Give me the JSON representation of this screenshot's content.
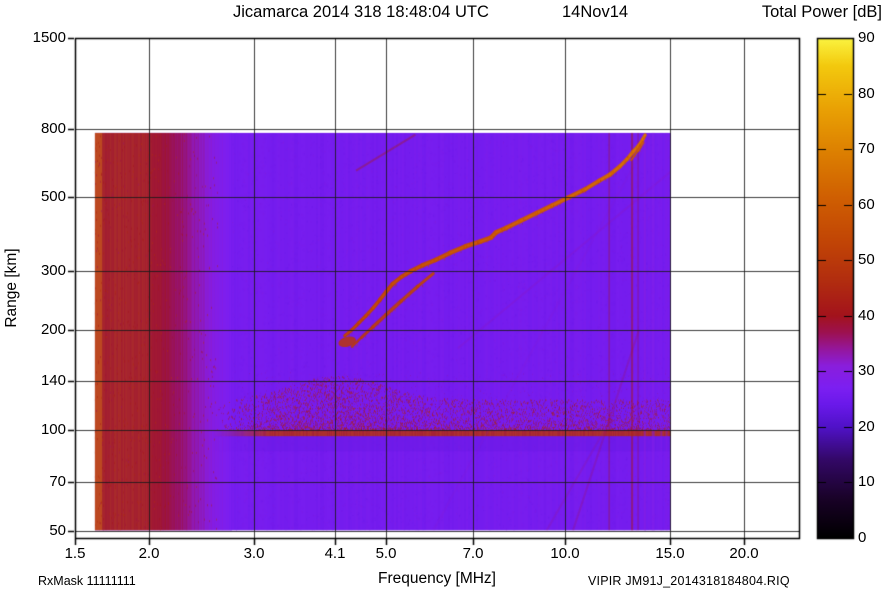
{
  "header": {
    "title_main": "Jicamarca 2014 318 18:48:04 UTC",
    "title_date": "14Nov14",
    "colorbar_title": "Total Power [dB]"
  },
  "axis_titles": {
    "x": "Frequency [MHz]",
    "y": "Range [km]"
  },
  "footer": {
    "rx_mask": "RxMask 11111111",
    "file_label": "VIPIR  JM91J_2014318184804.RIQ"
  },
  "chart_data": {
    "type": "heatmap",
    "title": "Jicamarca 2014 318 18:48:04 UTC 14Nov14",
    "xlabel": "Frequency [MHz]",
    "ylabel": "Range [km]",
    "zlabel": "Total Power [dB]",
    "x_scale": "log",
    "x_range": [
      1.5,
      24.7
    ],
    "x_tick_values": [
      1.5,
      2.0,
      3.0,
      4.1,
      5.0,
      7.0,
      10.0,
      15.0,
      20.0
    ],
    "x_tick_labels": [
      "1.5",
      "2.0",
      "3.0",
      "4.1",
      "5.0",
      "7.0",
      "10.0",
      "15.0",
      "20.0"
    ],
    "y_scale": "log",
    "y_range": [
      1500,
      47.5
    ],
    "y_tick_values": [
      1500,
      800,
      500,
      300,
      200,
      140,
      100,
      70,
      50
    ],
    "y_tick_labels": [
      "1500",
      "800",
      "500",
      "300",
      "200",
      "140",
      "100",
      "70",
      "50"
    ],
    "z_range": [
      0,
      90
    ],
    "z_tick_values": [
      0,
      10,
      20,
      30,
      40,
      50,
      60,
      70,
      80,
      90
    ],
    "grid": true,
    "legend_position": "right-colorbar",
    "palette_stops": [
      [
        0,
        "#000000"
      ],
      [
        7,
        "#190227"
      ],
      [
        14,
        "#330866"
      ],
      [
        20,
        "#5012c8"
      ],
      [
        24,
        "#6a19ea"
      ],
      [
        27,
        "#7c1ff2"
      ],
      [
        31,
        "#8a1edc"
      ],
      [
        34,
        "#95179c"
      ],
      [
        37,
        "#9d1150"
      ],
      [
        40,
        "#a3131c"
      ],
      [
        46,
        "#b12c10"
      ],
      [
        53,
        "#c14406"
      ],
      [
        61,
        "#cf5e02"
      ],
      [
        69,
        "#dc7e01"
      ],
      [
        77,
        "#e9a004"
      ],
      [
        85,
        "#f3c90e"
      ],
      [
        90,
        "#fbf440"
      ]
    ],
    "data_extent": {
      "f_mhz": [
        1.62,
        15.05
      ],
      "range_km": [
        50,
        780
      ]
    },
    "background_db": 26,
    "features": {
      "lf_interference_band": {
        "f_mhz": [
          1.62,
          2.75
        ],
        "peak_db": 46
      },
      "e_region_band": {
        "f_start_mhz": 2.55,
        "base_km": 100,
        "peak_db": 47,
        "enhance_center_mhz": 4.15
      },
      "f_trace_main": {
        "db_range": [
          50,
          65
        ],
        "points_f_km": [
          [
            4.26,
            192
          ],
          [
            4.38,
            200
          ],
          [
            4.5,
            210
          ],
          [
            4.62,
            220
          ],
          [
            4.75,
            232
          ],
          [
            4.88,
            246
          ],
          [
            5.0,
            260
          ],
          [
            5.12,
            274
          ],
          [
            5.3,
            288
          ],
          [
            5.5,
            300
          ],
          [
            5.75,
            312
          ],
          [
            6.05,
            324
          ],
          [
            6.4,
            340
          ],
          [
            6.8,
            356
          ],
          [
            7.2,
            368
          ],
          [
            7.5,
            378
          ],
          [
            7.65,
            392
          ],
          [
            7.95,
            404
          ],
          [
            8.4,
            424
          ],
          [
            8.95,
            448
          ],
          [
            9.5,
            472
          ],
          [
            10.1,
            498
          ],
          [
            10.8,
            528
          ],
          [
            11.4,
            560
          ],
          [
            11.9,
            585
          ],
          [
            12.35,
            618
          ],
          [
            12.7,
            650
          ],
          [
            13.0,
            684
          ],
          [
            13.3,
            716
          ],
          [
            13.5,
            746
          ],
          [
            13.62,
            768
          ]
        ]
      },
      "f_trace_lower": {
        "db": 50,
        "points_f_km": [
          [
            4.38,
            178
          ],
          [
            4.55,
            190
          ],
          [
            4.75,
            204
          ],
          [
            5.0,
            222
          ],
          [
            5.3,
            244
          ],
          [
            5.65,
            270
          ],
          [
            6.0,
            295
          ]
        ]
      },
      "f_trace_upper": {
        "db": 58,
        "points_f_km": [
          [
            12.9,
            645
          ],
          [
            13.25,
            690
          ],
          [
            13.5,
            728
          ]
        ]
      },
      "diagonal_streaks": [
        {
          "from_f_km": [
            6.6,
            176
          ],
          "to_f_km": [
            15.1,
            600
          ],
          "db": 33,
          "alpha": 0.22
        },
        {
          "from_f_km": [
            6.0,
            50
          ],
          "to_f_km": [
            13.9,
            765
          ],
          "db": 32,
          "alpha": 0.15
        },
        {
          "from_f_km": [
            9.3,
            50
          ],
          "to_f_km": [
            12.0,
            110
          ],
          "db": 35,
          "alpha": 0.22
        },
        {
          "from_f_km": [
            10.3,
            50
          ],
          "to_f_km": [
            13.3,
            200
          ],
          "db": 36,
          "alpha": 0.28
        },
        {
          "from_f_km": [
            4.45,
            600
          ],
          "to_f_km": [
            5.6,
            770
          ],
          "db": 42,
          "alpha": 0.4
        }
      ],
      "vertical_interference": [
        {
          "f": 11.85,
          "db": 40,
          "alpha": 0.35,
          "w": 1.5
        },
        {
          "f": 12.95,
          "db": 41,
          "alpha": 0.5,
          "w": 2
        },
        {
          "f": 13.25,
          "db": 39,
          "alpha": 0.3,
          "w": 1.5
        },
        {
          "f": 13.6,
          "db": 30,
          "alpha": 0.5,
          "w": 2
        },
        {
          "f": 14.05,
          "db": 29,
          "alpha": 0.5,
          "w": 3
        },
        {
          "f": 14.5,
          "db": 28,
          "alpha": 0.45,
          "w": 2
        },
        {
          "f": 14.8,
          "db": 29,
          "alpha": 0.4,
          "w": 2
        }
      ]
    }
  }
}
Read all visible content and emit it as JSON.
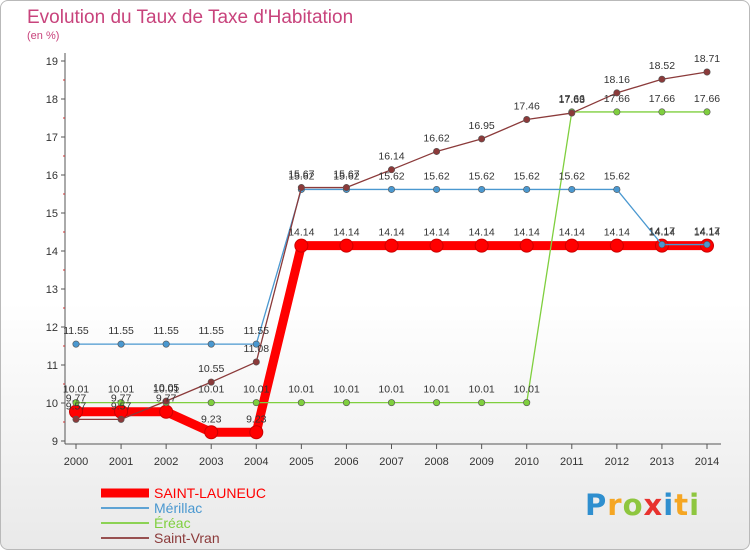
{
  "title": "Evolution du Taux de Taxe d'Habitation",
  "subtitle": "(en %)",
  "logo": {
    "text": "Proxiti",
    "letters": [
      "P",
      "r",
      "o",
      "x",
      "i",
      "t",
      "i"
    ]
  },
  "chart_data": {
    "type": "line",
    "x": [
      "2000",
      "2001",
      "2002",
      "2003",
      "2004",
      "2005",
      "2006",
      "2007",
      "2008",
      "2009",
      "2010",
      "2011",
      "2012",
      "2013",
      "2014"
    ],
    "ylim": [
      9,
      19
    ],
    "yticks": [
      9,
      10,
      11,
      12,
      13,
      14,
      15,
      16,
      17,
      18,
      19
    ],
    "grid": false,
    "legend_position": "bottom-left",
    "series": [
      {
        "name": "SAINT-LAUNEUC",
        "color": "#ff0000",
        "labels": [
          "9.77",
          "9.77",
          "9.77",
          "9.23",
          "9.23",
          "14.14",
          "14.14",
          "14.14",
          "14.14",
          "14.14",
          "14.14",
          "14.14",
          "14.14",
          "14.14",
          "14.14"
        ],
        "values": [
          9.77,
          9.77,
          9.77,
          9.23,
          9.23,
          14.14,
          14.14,
          14.14,
          14.14,
          14.14,
          14.14,
          14.14,
          14.14,
          14.14,
          14.14
        ]
      },
      {
        "name": "Mérillac",
        "color": "#4a98d0",
        "labels": [
          "11.55",
          "11.55",
          "11.55",
          "11.55",
          "11.55",
          "15.62",
          "15.62",
          "15.62",
          "15.62",
          "15.62",
          "15.62",
          "15.62",
          "15.62",
          "14.17",
          "14.17"
        ],
        "values": [
          11.55,
          11.55,
          11.55,
          11.55,
          11.55,
          15.62,
          15.62,
          15.62,
          15.62,
          15.62,
          15.62,
          15.62,
          15.62,
          14.17,
          14.17
        ]
      },
      {
        "name": "Éréac",
        "color": "#7fcf3e",
        "labels": [
          "10.01",
          "10.01",
          "10.01",
          "10.01",
          "10.01",
          "10.01",
          "10.01",
          "10.01",
          "10.01",
          "10.01",
          "10.01",
          "17.66",
          "17.66",
          "17.66",
          "17.66"
        ],
        "values": [
          10.01,
          10.01,
          10.01,
          10.01,
          10.01,
          10.01,
          10.01,
          10.01,
          10.01,
          10.01,
          10.01,
          17.66,
          17.66,
          17.66,
          17.66
        ]
      },
      {
        "name": "Saint-Vran",
        "color": "#8b3a3a",
        "labels": [
          "9.57",
          "9.57",
          "10.05",
          "10.55",
          "11.08",
          "15.67",
          "15.67",
          "16.14",
          "16.62",
          "16.95",
          "17.46",
          "17.63",
          "18.16",
          "18.52",
          "18.71"
        ],
        "values": [
          9.57,
          9.57,
          10.05,
          10.55,
          11.08,
          15.67,
          15.67,
          16.14,
          16.62,
          16.95,
          17.46,
          17.63,
          18.16,
          18.52,
          18.71
        ]
      }
    ]
  }
}
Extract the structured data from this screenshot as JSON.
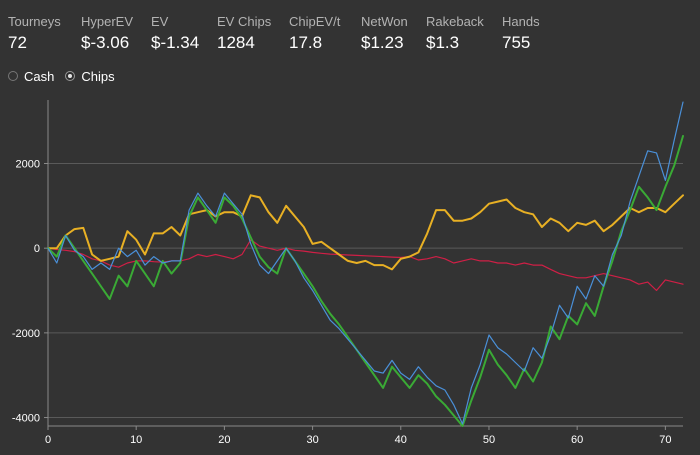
{
  "stats": [
    {
      "label": "Tourneys",
      "value": "72"
    },
    {
      "label": "HyperEV",
      "value": "$-3.06"
    },
    {
      "label": "EV",
      "value": "$-1.34"
    },
    {
      "label": "EV Chips",
      "value": "1284"
    },
    {
      "label": "ChipEV/t",
      "value": "17.8"
    },
    {
      "label": "NetWon",
      "value": "$1.23"
    },
    {
      "label": "Rakeback",
      "value": "$1.3"
    },
    {
      "label": "Hands",
      "value": "755"
    }
  ],
  "toggle": {
    "options": [
      {
        "label": "Cash",
        "selected": false
      },
      {
        "label": "Chips",
        "selected": true
      }
    ]
  },
  "chart_data": {
    "type": "line",
    "xlim": [
      0,
      72
    ],
    "ylim": [
      -4200,
      3500
    ],
    "x_ticks": [
      0,
      10,
      20,
      30,
      40,
      50,
      60,
      70
    ],
    "y_ticks": [
      -4000,
      -2000,
      0,
      2000
    ],
    "x_tick_labels": [
      "0",
      "10",
      "20",
      "30",
      "40",
      "50",
      "60",
      "70"
    ],
    "y_tick_labels": [
      "-4000",
      "-2000",
      "0",
      "2000"
    ],
    "grid": "horizontal",
    "series": [
      {
        "color": "#4a90d9",
        "x": [
          0,
          1,
          2,
          3,
          4,
          5,
          6,
          7,
          8,
          9,
          10,
          11,
          12,
          13,
          14,
          15,
          16,
          17,
          18,
          19,
          20,
          21,
          22,
          23,
          24,
          25,
          26,
          27,
          28,
          29,
          30,
          31,
          32,
          33,
          34,
          35,
          36,
          37,
          38,
          39,
          40,
          41,
          42,
          43,
          44,
          45,
          46,
          47,
          48,
          49,
          50,
          51,
          52,
          53,
          54,
          55,
          56,
          57,
          58,
          59,
          60,
          61,
          62,
          63,
          64,
          65,
          66,
          67,
          68,
          69,
          70,
          71,
          72
        ],
        "y": [
          0,
          -350,
          300,
          -50,
          -200,
          -500,
          -350,
          -500,
          0,
          -200,
          -50,
          -400,
          -200,
          -350,
          -300,
          -300,
          900,
          1300,
          1000,
          750,
          1300,
          1050,
          800,
          100,
          -400,
          -600,
          -300,
          0,
          -300,
          -700,
          -1000,
          -1350,
          -1700,
          -1900,
          -2150,
          -2400,
          -2650,
          -2900,
          -2950,
          -2650,
          -2950,
          -3100,
          -2800,
          -3050,
          -3250,
          -3350,
          -3700,
          -4150,
          -3300,
          -2750,
          -2050,
          -2350,
          -2500,
          -2700,
          -2900,
          -2350,
          -2600,
          -2050,
          -1350,
          -1650,
          -900,
          -1200,
          -650,
          -900,
          -150,
          300,
          1100,
          1700,
          2300,
          2250,
          1600,
          2550,
          3450
        ]
      },
      {
        "color": "#3aaa35",
        "x": [
          0,
          1,
          2,
          3,
          4,
          5,
          6,
          7,
          8,
          9,
          10,
          11,
          12,
          13,
          14,
          15,
          16,
          17,
          18,
          19,
          20,
          21,
          22,
          23,
          24,
          25,
          26,
          27,
          28,
          29,
          30,
          31,
          32,
          33,
          34,
          35,
          36,
          37,
          38,
          39,
          40,
          41,
          42,
          43,
          44,
          45,
          46,
          47,
          48,
          49,
          50,
          51,
          52,
          53,
          54,
          55,
          56,
          57,
          58,
          59,
          60,
          61,
          62,
          63,
          64,
          65,
          66,
          67,
          68,
          69,
          70,
          71,
          72
        ],
        "y": [
          0,
          -200,
          300,
          0,
          -300,
          -600,
          -900,
          -1200,
          -650,
          -900,
          -300,
          -600,
          -900,
          -300,
          -600,
          -350,
          750,
          1200,
          900,
          600,
          1200,
          1000,
          700,
          250,
          -200,
          -450,
          -600,
          0,
          -300,
          -600,
          -900,
          -1250,
          -1550,
          -1800,
          -2100,
          -2400,
          -2700,
          -3000,
          -3300,
          -2800,
          -3050,
          -3300,
          -3000,
          -3200,
          -3500,
          -3700,
          -3950,
          -4200,
          -3600,
          -3050,
          -2400,
          -2750,
          -3000,
          -3300,
          -2850,
          -3150,
          -2700,
          -1850,
          -2150,
          -1600,
          -1800,
          -1300,
          -1600,
          -900,
          -300,
          400,
          900,
          1450,
          1200,
          900,
          1450,
          1950,
          2650
        ]
      },
      {
        "color": "#e8b024",
        "x": [
          0,
          1,
          2,
          3,
          4,
          5,
          6,
          7,
          8,
          9,
          10,
          11,
          12,
          13,
          14,
          15,
          16,
          17,
          18,
          19,
          20,
          21,
          22,
          23,
          24,
          25,
          26,
          27,
          28,
          29,
          30,
          31,
          32,
          33,
          34,
          35,
          36,
          37,
          38,
          39,
          40,
          41,
          42,
          43,
          44,
          45,
          46,
          47,
          48,
          49,
          50,
          51,
          52,
          53,
          54,
          55,
          56,
          57,
          58,
          59,
          60,
          61,
          62,
          63,
          64,
          65,
          66,
          67,
          68,
          69,
          70,
          71,
          72
        ],
        "y": [
          0,
          0,
          300,
          450,
          480,
          -150,
          -300,
          -250,
          -200,
          400,
          200,
          -150,
          350,
          350,
          500,
          300,
          800,
          850,
          900,
          750,
          850,
          850,
          750,
          1250,
          1200,
          850,
          600,
          1000,
          750,
          500,
          100,
          150,
          0,
          -150,
          -300,
          -350,
          -300,
          -400,
          -400,
          -500,
          -250,
          -200,
          -100,
          350,
          900,
          900,
          650,
          650,
          700,
          850,
          1050,
          1100,
          1150,
          950,
          850,
          800,
          500,
          700,
          600,
          400,
          600,
          550,
          650,
          400,
          550,
          750,
          950,
          850,
          950,
          950,
          850,
          1050,
          1250
        ]
      },
      {
        "color": "#d01f46",
        "x": [
          0,
          1,
          2,
          3,
          4,
          5,
          6,
          7,
          8,
          9,
          10,
          11,
          12,
          13,
          14,
          15,
          16,
          17,
          18,
          19,
          20,
          21,
          22,
          23,
          24,
          25,
          26,
          27,
          28,
          29,
          30,
          31,
          32,
          33,
          34,
          35,
          36,
          37,
          38,
          39,
          40,
          41,
          42,
          43,
          44,
          45,
          46,
          47,
          48,
          49,
          50,
          51,
          52,
          53,
          54,
          55,
          56,
          57,
          58,
          59,
          60,
          61,
          62,
          63,
          64,
          65,
          66,
          67,
          68,
          69,
          70,
          71,
          72
        ],
        "y": [
          0,
          -30,
          -50,
          -80,
          -150,
          -250,
          -300,
          -400,
          -450,
          -350,
          -300,
          -300,
          -320,
          -330,
          -300,
          -300,
          -250,
          -150,
          -200,
          -150,
          -200,
          -250,
          -150,
          200,
          50,
          0,
          -50,
          0,
          -50,
          -70,
          -100,
          -120,
          -140,
          -150,
          -160,
          -170,
          -180,
          -190,
          -200,
          -210,
          -220,
          -200,
          -280,
          -250,
          -200,
          -250,
          -350,
          -300,
          -250,
          -300,
          -300,
          -350,
          -350,
          -400,
          -350,
          -400,
          -400,
          -500,
          -600,
          -650,
          -700,
          -700,
          -650,
          -600,
          -650,
          -700,
          -750,
          -850,
          -800,
          -1000,
          -750,
          -800,
          -850
        ]
      }
    ]
  }
}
◆ ◆ ◆
▶ **TASK**
Scan the records for the string "this". Copy each line in which it appears.

▶ **RESPONSE BELOW**
Give me the JSON representation of this screenshot's content.
Extract the structured data from this screenshot as JSON.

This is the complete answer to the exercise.